Requirements: Images are not part of the copy; write out the rest of the data exactly as given.

Exercise data:

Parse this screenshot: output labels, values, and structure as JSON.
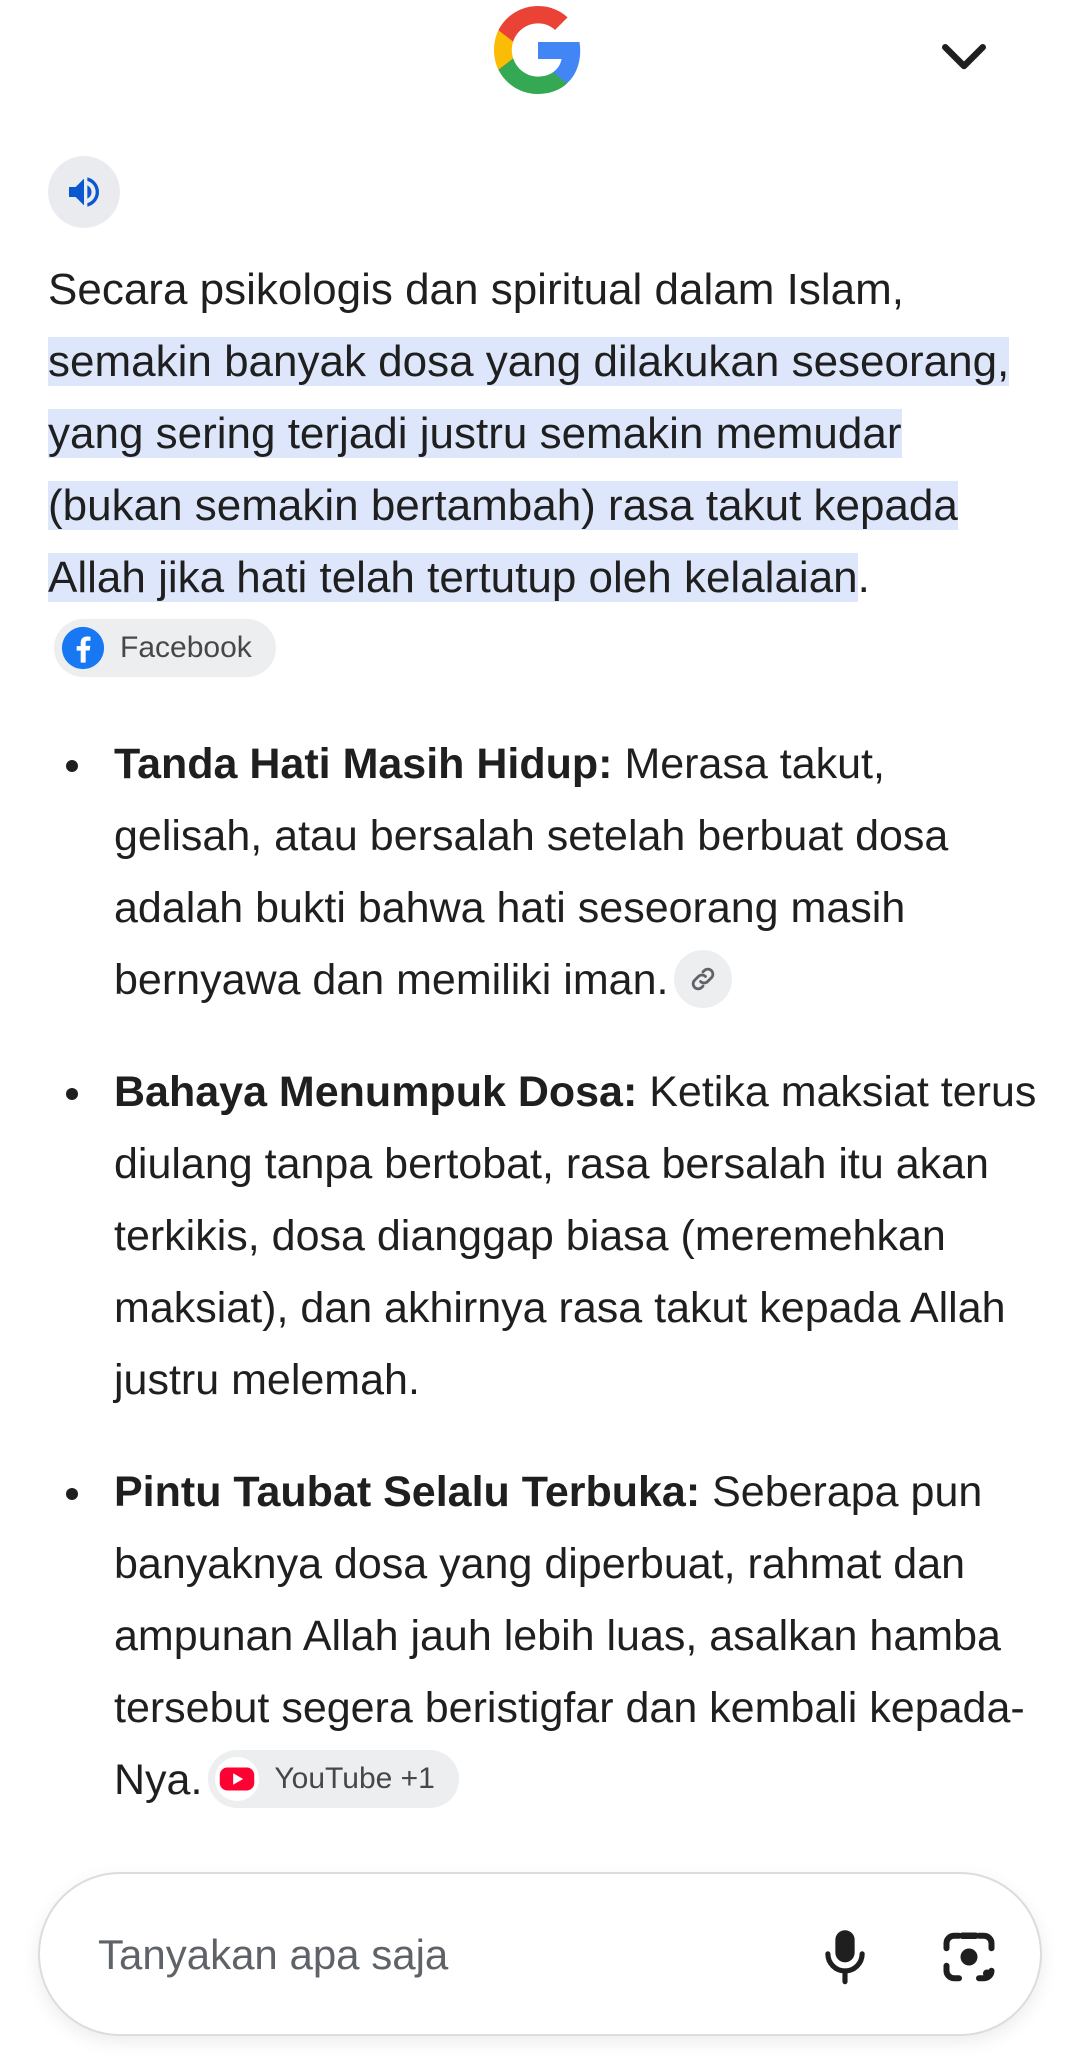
{
  "header": {
    "logo_icon": "google-g-icon",
    "menu_icon": "chevron-down-icon"
  },
  "speaker": {
    "icon": "speaker-volume-icon"
  },
  "answer": {
    "intro_plain": "Secara psikologis dan spiritual dalam Islam,",
    "intro_highlight": " semakin banyak dosa yang dilakukan seseorang, yang sering terjadi justru semakin memudar (bukan semakin bertambah) rasa takut kepada Allah jika hati telah tertutup oleh kelalaian",
    "intro_end": ".",
    "intro_source": "Facebook",
    "bullets": [
      {
        "title": "Tanda Hati Masih Hidup:",
        "text": " Merasa takut, gelisah, atau bersalah setelah berbuat dosa adalah bukti bahwa hati seseorang masih bernyawa dan memiliki iman."
      },
      {
        "title": "Bahaya Menumpuk Dosa:",
        "text": " Ketika maksiat terus diulang tanpa bertobat, rasa bersalah itu akan terkikis, dosa dianggap biasa (meremehkan maksiat), dan akhirnya rasa takut kepada Allah justru melemah."
      },
      {
        "title": "Pintu Taubat Selalu Terbuka:",
        "text": " Seberapa pun banyaknya dosa yang diperbuat, rahmat dan ampunan Allah jauh lebih luas, asalkan hamba tersebut segera beristigfar dan kembali kepada-Nya.",
        "source": "YouTube +1"
      }
    ]
  },
  "ask_bar": {
    "placeholder": "Tanyakan apa saja",
    "value": ""
  },
  "colors": {
    "highlight": "#dde6fb",
    "chip_bg": "#eceef0",
    "facebook_blue": "#1877f2",
    "youtube_red": "#ff0033",
    "speaker_blue": "#0b57d0"
  }
}
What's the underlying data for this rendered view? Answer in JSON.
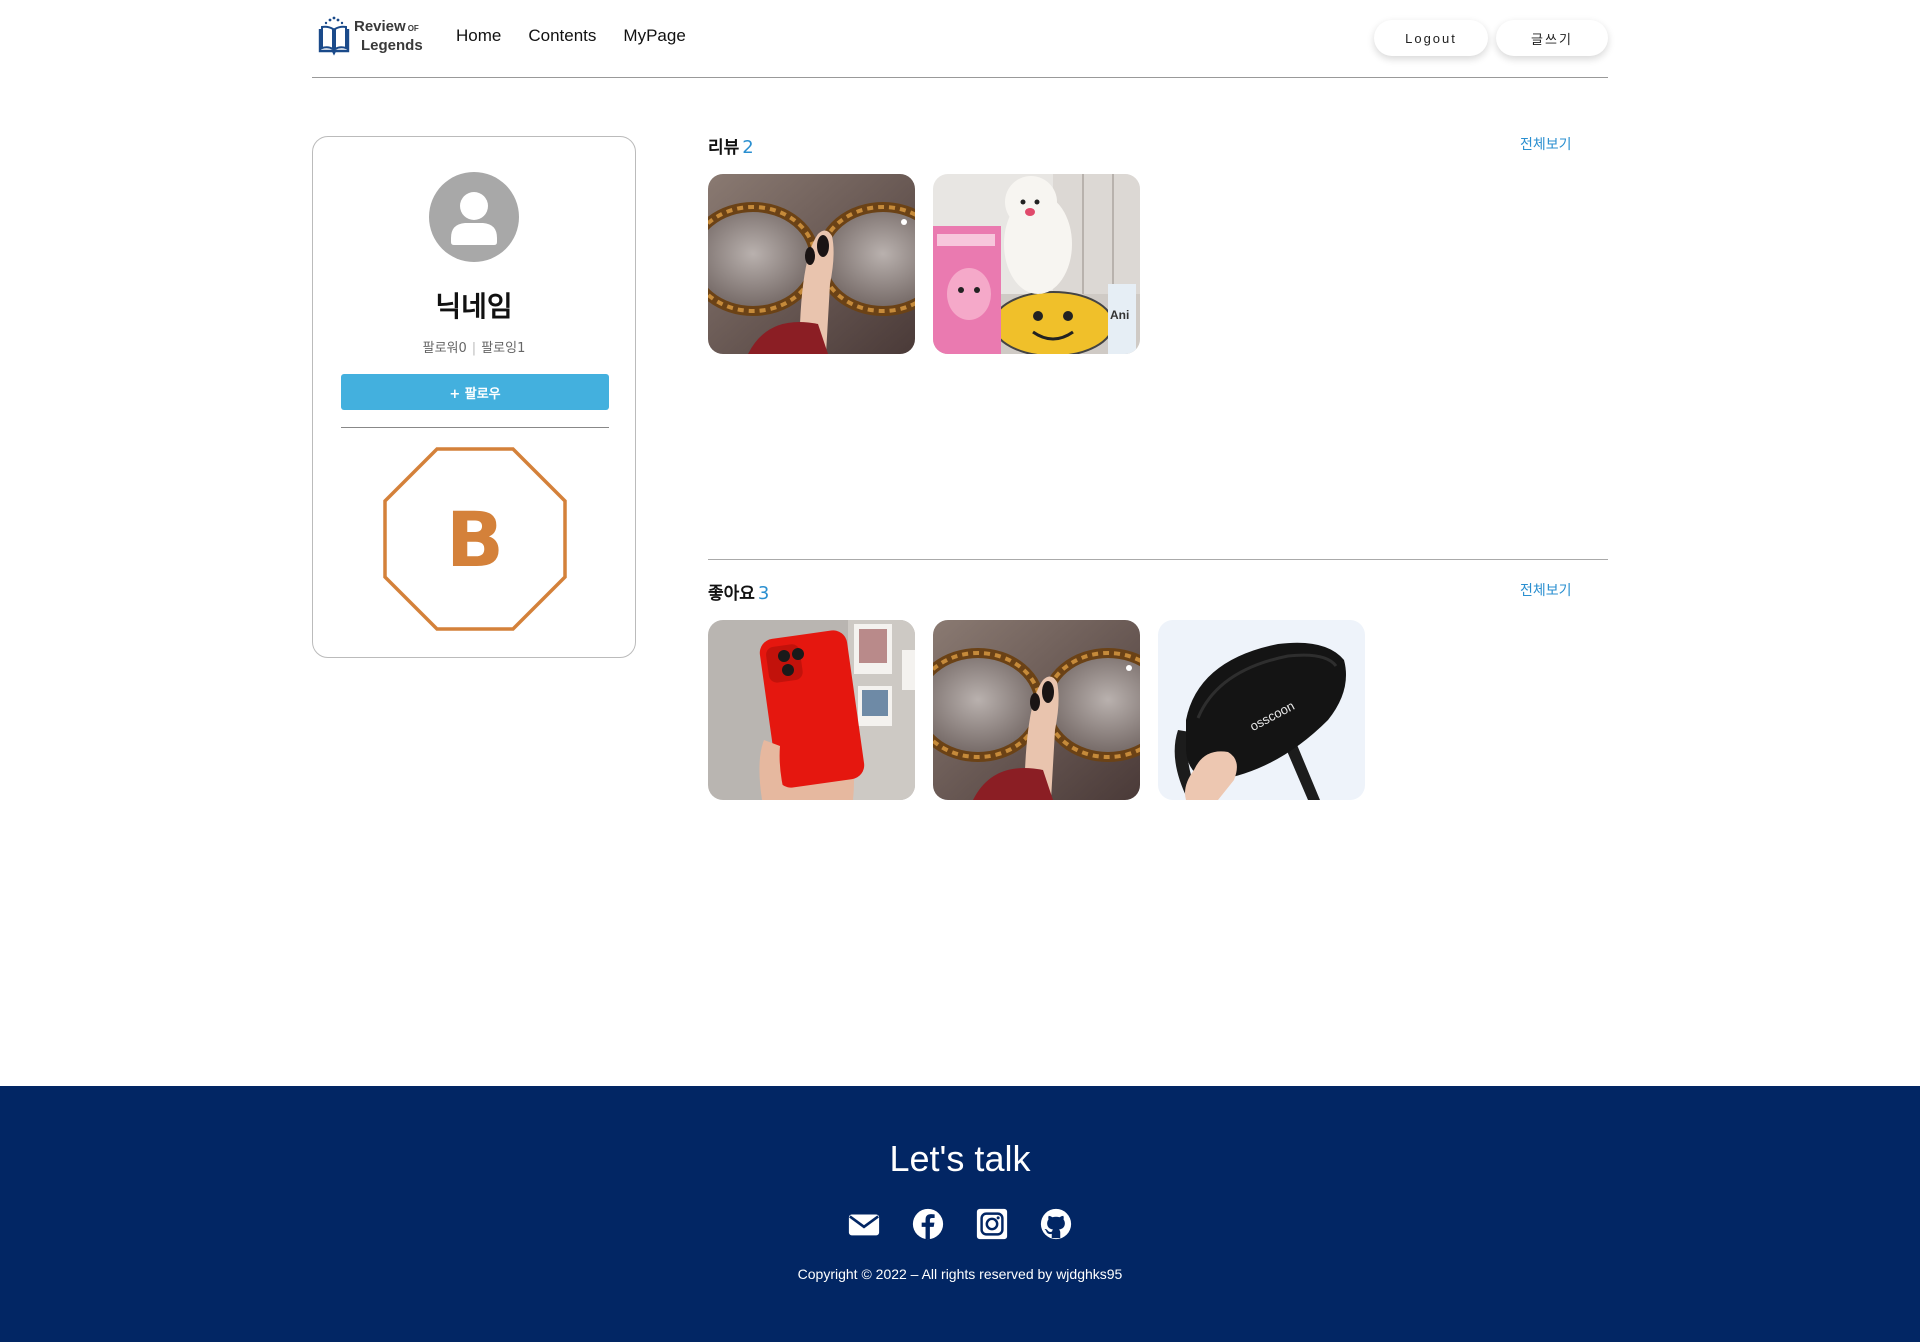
{
  "header": {
    "logo": {
      "line1": "Review",
      "of": "OF",
      "line2": "Legends",
      "icon": "book-icon"
    },
    "nav": [
      {
        "label": "Home"
      },
      {
        "label": "Contents"
      },
      {
        "label": "MyPage"
      }
    ],
    "logout_label": "Logout",
    "write_label": "글쓰기"
  },
  "profile": {
    "avatar_icon": "user-icon",
    "nickname": "닉네임",
    "followers_label": "팔로워0",
    "following_label": "팔로잉1",
    "follow_button_label": "+ 팔로우",
    "grade": "B",
    "grade_color": "#d4813a"
  },
  "reviews": {
    "title": "리뷰",
    "count": "2",
    "see_all_label": "전체보기",
    "items": [
      {
        "subject": "tortoiseshell glasses held in hand"
      },
      {
        "subject": "white pomeranian dog with pink pet food box"
      }
    ]
  },
  "likes": {
    "title": "좋아요",
    "count": "3",
    "see_all_label": "전체보기",
    "items": [
      {
        "subject": "red phone case held in hand"
      },
      {
        "subject": "tortoiseshell glasses held in hand"
      },
      {
        "subject": "black osscoon sling bag held in hand",
        "brand_text": "osscoon"
      }
    ]
  },
  "footer": {
    "title": "Let's talk",
    "icons": [
      "mail-icon",
      "facebook-icon",
      "instagram-icon",
      "github-icon"
    ],
    "copyright": "Copyright © 2022 – All rights reserved by wjdghks95"
  },
  "colors": {
    "accent": "#2a8fd0",
    "follow_button": "#43b0de",
    "footer_bg": "#022664",
    "grade": "#d4813a"
  }
}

Response:
Parse this screenshot: output labels, values, and structure as JSON.
{
  "header": {
    "logo_icon": "google-g-icon",
    "menu_icon": "chevron-down-icon"
  },
  "speaker": {
    "icon": "speaker-volume-icon"
  },
  "answer": {
    "intro_plain": "Secara psikologis dan spiritual dalam Islam,",
    "intro_highlight": " semakin banyak dosa yang dilakukan seseorang, yang sering terjadi justru semakin memudar (bukan semakin bertambah) rasa takut kepada Allah jika hati telah tertutup oleh kelalaian",
    "intro_end": ".",
    "intro_source": "Facebook",
    "bullets": [
      {
        "title": "Tanda Hati Masih Hidup:",
        "text": " Merasa takut, gelisah, atau bersalah setelah berbuat dosa adalah bukti bahwa hati seseorang masih bernyawa dan memiliki iman."
      },
      {
        "title": "Bahaya Menumpuk Dosa:",
        "text": " Ketika maksiat terus diulang tanpa bertobat, rasa bersalah itu akan terkikis, dosa dianggap biasa (meremehkan maksiat), dan akhirnya rasa takut kepada Allah justru melemah."
      },
      {
        "title": "Pintu Taubat Selalu Terbuka:",
        "text": " Seberapa pun banyaknya dosa yang diperbuat, rahmat dan ampunan Allah jauh lebih luas, asalkan hamba tersebut segera beristigfar dan kembali kepada-Nya.",
        "source": "YouTube +1"
      }
    ]
  },
  "ask_bar": {
    "placeholder": "Tanyakan apa saja",
    "value": ""
  },
  "colors": {
    "highlight": "#dde6fb",
    "chip_bg": "#eceef0",
    "facebook_blue": "#1877f2",
    "youtube_red": "#ff0033",
    "speaker_blue": "#0b57d0"
  }
}
What's the underlying data for this rendered view? Answer in JSON.
{
  "header": {
    "logo": {
      "line1": "Review",
      "of": "OF",
      "line2": "Legends",
      "icon": "book-icon"
    },
    "nav": [
      {
        "label": "Home"
      },
      {
        "label": "Contents"
      },
      {
        "label": "MyPage"
      }
    ],
    "logout_label": "Logout",
    "write_label": "글쓰기"
  },
  "profile": {
    "avatar_icon": "user-icon",
    "nickname": "닉네임",
    "followers_label": "팔로워0",
    "following_label": "팔로잉1",
    "follow_button_label": "+ 팔로우",
    "grade": "B",
    "grade_color": "#d4813a"
  },
  "reviews": {
    "title": "리뷰",
    "count": "2",
    "see_all_label": "전체보기",
    "items": [
      {
        "subject": "tortoiseshell glasses held in hand"
      },
      {
        "subject": "white pomeranian dog with pink pet food box"
      }
    ]
  },
  "likes": {
    "title": "좋아요",
    "count": "3",
    "see_all_label": "전체보기",
    "items": [
      {
        "subject": "red phone case held in hand"
      },
      {
        "subject": "tortoiseshell glasses held in hand"
      },
      {
        "subject": "black osscoon sling bag held in hand",
        "brand_text": "osscoon"
      }
    ]
  },
  "footer": {
    "title": "Let's talk",
    "icons": [
      "mail-icon",
      "facebook-icon",
      "instagram-icon",
      "github-icon"
    ],
    "copyright": "Copyright © 2022 – All rights reserved by wjdghks95"
  },
  "colors": {
    "accent": "#2a8fd0",
    "follow_button": "#43b0de",
    "footer_bg": "#022664",
    "grade": "#d4813a"
  }
}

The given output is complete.